Stored dataset items
▼

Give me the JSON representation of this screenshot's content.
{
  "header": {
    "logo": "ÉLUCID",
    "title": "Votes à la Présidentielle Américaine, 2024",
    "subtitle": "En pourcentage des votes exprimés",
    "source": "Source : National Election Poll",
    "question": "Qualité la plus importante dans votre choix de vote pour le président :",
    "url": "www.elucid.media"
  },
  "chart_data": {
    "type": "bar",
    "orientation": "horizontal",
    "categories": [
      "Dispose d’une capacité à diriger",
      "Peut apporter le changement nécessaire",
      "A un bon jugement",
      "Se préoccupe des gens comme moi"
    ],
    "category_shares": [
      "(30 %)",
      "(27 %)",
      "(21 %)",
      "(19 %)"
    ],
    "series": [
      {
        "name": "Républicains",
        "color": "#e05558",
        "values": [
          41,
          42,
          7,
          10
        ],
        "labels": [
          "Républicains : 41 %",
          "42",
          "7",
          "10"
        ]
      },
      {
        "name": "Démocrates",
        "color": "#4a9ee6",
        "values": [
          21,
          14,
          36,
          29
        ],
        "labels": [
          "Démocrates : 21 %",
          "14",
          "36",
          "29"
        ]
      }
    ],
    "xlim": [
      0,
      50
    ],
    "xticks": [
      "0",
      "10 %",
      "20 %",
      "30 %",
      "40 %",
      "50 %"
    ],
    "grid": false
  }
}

▲

* [What the task asks]: Your task is to extract all of the records exactly.

* [Reply to the task]:
Give me the JSON representation of this screenshot's content.
{
  "header": {
    "logo": "ÉLUCID",
    "title": "Votes à la Présidentielle Américaine, 2024",
    "subtitle": "En pourcentage des votes exprimés",
    "source": "Source : National Election Poll",
    "question": "Qualité la plus importante dans votre choix de vote pour le président :",
    "url": "www.elucid.media"
  },
  "chart_data": {
    "type": "bar",
    "orientation": "horizontal",
    "categories": [
      "Dispose d’une capacité à diriger",
      "Peut apporter le changement nécessaire",
      "A un bon jugement",
      "Se préoccupe des gens comme moi"
    ],
    "category_shares": [
      "(30 %)",
      "(27 %)",
      "(21 %)",
      "(19 %)"
    ],
    "series": [
      {
        "name": "Républicains",
        "color": "#e05558",
        "values": [
          41,
          42,
          7,
          10
        ],
        "labels": [
          "Républicains : 41 %",
          "42",
          "7",
          "10"
        ]
      },
      {
        "name": "Démocrates",
        "color": "#4a9ee6",
        "values": [
          21,
          14,
          36,
          29
        ],
        "labels": [
          "Démocrates : 21 %",
          "14",
          "36",
          "29"
        ]
      }
    ],
    "xlim": [
      0,
      50
    ],
    "xticks": [
      "0",
      "10 %",
      "20 %",
      "30 %",
      "40 %",
      "50 %"
    ],
    "grid": false
  }
}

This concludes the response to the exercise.